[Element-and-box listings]
◆ ◆ ◆ ◆
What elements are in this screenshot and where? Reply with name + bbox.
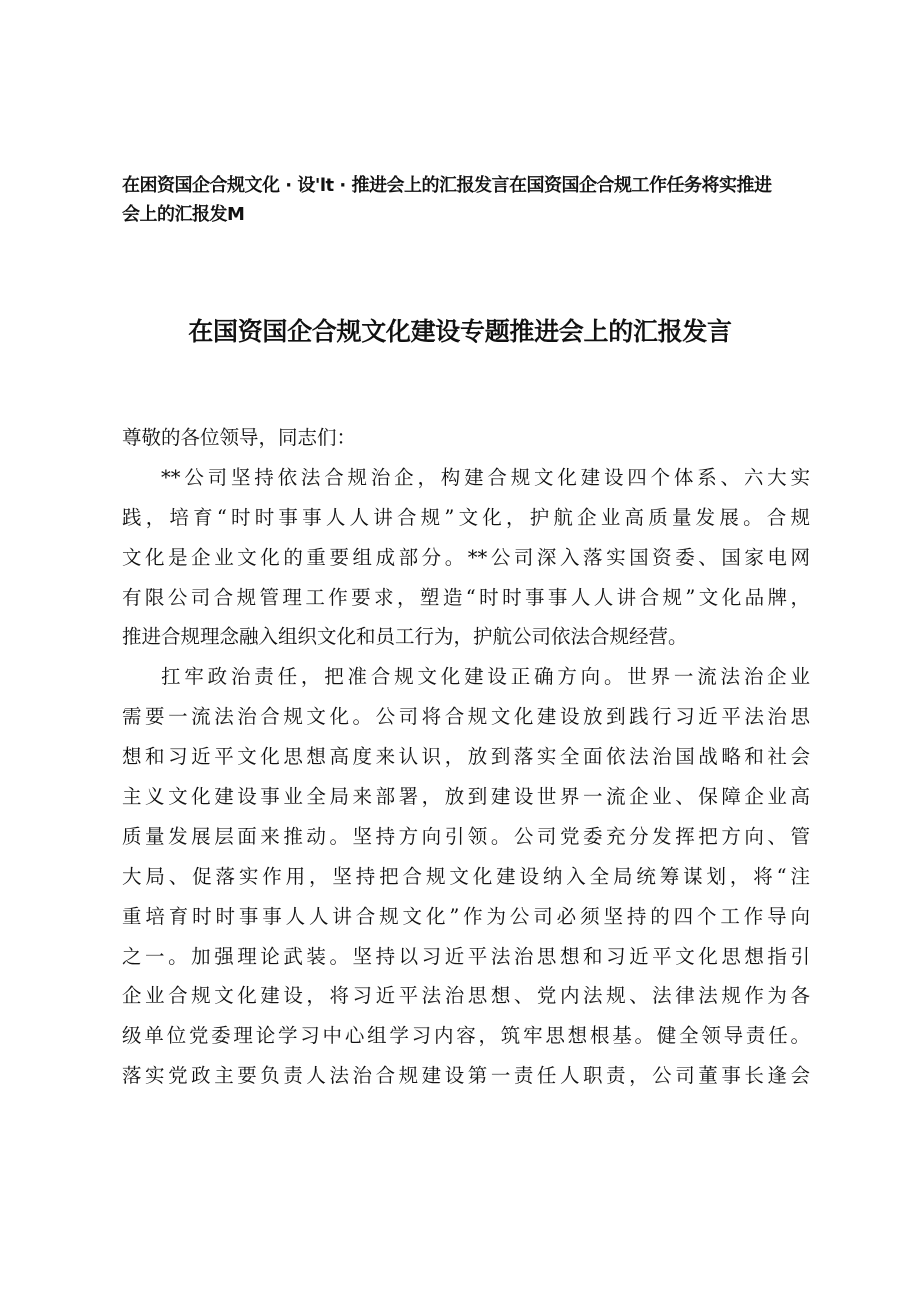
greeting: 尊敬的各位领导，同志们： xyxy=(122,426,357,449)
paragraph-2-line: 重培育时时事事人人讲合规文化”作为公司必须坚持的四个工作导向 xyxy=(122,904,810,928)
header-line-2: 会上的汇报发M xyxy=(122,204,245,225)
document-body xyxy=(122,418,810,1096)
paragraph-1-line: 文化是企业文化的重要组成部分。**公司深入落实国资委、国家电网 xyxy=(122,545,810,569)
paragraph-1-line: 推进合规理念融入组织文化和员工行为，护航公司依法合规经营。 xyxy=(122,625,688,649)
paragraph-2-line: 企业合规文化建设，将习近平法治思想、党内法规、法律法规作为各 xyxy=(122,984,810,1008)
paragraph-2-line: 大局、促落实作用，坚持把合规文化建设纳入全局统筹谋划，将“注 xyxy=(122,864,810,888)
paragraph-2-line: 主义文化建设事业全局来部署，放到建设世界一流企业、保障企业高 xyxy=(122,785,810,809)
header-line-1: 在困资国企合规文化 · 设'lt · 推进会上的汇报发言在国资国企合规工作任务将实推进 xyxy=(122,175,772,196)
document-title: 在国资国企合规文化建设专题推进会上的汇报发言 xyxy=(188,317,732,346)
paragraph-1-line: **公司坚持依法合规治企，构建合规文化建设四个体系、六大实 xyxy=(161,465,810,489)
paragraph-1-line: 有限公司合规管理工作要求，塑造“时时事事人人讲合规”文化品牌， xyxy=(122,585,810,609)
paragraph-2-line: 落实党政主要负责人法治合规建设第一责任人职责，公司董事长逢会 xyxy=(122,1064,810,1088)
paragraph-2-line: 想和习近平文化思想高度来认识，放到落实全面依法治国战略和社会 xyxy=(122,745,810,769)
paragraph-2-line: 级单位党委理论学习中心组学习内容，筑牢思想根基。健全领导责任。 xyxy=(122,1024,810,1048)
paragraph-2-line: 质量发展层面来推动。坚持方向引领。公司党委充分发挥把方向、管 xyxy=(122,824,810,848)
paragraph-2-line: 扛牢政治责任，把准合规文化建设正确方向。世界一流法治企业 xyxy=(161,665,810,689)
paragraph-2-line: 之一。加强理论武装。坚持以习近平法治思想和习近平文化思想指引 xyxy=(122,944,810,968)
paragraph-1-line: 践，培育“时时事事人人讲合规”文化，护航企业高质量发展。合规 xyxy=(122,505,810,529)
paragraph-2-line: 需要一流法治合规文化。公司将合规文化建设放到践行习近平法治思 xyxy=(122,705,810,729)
◆ ◆ ◆ ◆
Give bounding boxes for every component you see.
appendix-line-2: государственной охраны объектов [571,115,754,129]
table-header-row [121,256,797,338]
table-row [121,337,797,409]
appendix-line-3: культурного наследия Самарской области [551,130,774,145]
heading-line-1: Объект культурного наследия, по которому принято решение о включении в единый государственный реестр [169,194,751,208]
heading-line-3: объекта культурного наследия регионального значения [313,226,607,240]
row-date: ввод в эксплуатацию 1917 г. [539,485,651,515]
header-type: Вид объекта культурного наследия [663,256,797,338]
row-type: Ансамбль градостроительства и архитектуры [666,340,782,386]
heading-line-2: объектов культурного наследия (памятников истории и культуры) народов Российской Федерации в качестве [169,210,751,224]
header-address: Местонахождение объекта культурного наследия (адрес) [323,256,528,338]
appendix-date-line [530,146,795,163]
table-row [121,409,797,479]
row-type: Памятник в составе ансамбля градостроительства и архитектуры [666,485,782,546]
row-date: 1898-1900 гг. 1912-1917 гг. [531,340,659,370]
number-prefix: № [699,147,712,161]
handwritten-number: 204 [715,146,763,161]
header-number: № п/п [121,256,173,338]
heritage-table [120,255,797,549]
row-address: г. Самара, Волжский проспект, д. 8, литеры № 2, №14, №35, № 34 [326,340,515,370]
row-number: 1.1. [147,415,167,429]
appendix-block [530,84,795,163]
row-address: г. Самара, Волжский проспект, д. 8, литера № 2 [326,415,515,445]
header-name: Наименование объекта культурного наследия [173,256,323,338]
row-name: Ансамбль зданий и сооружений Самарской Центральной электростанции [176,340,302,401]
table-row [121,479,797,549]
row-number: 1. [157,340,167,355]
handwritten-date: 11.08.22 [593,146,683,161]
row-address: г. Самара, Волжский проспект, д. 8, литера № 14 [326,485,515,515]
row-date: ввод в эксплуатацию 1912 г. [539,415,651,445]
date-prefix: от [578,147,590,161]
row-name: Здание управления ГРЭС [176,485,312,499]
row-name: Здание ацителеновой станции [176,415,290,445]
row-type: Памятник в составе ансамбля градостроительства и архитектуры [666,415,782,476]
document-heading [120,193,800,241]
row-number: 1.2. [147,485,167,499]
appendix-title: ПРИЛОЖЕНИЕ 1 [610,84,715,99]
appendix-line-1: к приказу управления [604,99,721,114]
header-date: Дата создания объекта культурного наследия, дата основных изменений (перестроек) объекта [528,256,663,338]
◆ ◆ ◆ ◆
Pick out each line of the listings above that contains the string "date" and copy it in full. Case counts.

row-date: ввод в эксплуатацию 1917 г. [539,485,651,515]
appendix-date-line [530,146,795,163]
row-date: 1898-1900 гг. 1912-1917 гг. [531,340,659,370]
handwritten-date: 11.08.22 [593,146,683,161]
row-date: ввод в эксплуатацию 1912 г. [539,415,651,445]
date-prefix: от [578,147,590,161]
header-date: Дата создания объекта культурного наследия, дата основных изменений (перестроек) объекта [528,256,663,338]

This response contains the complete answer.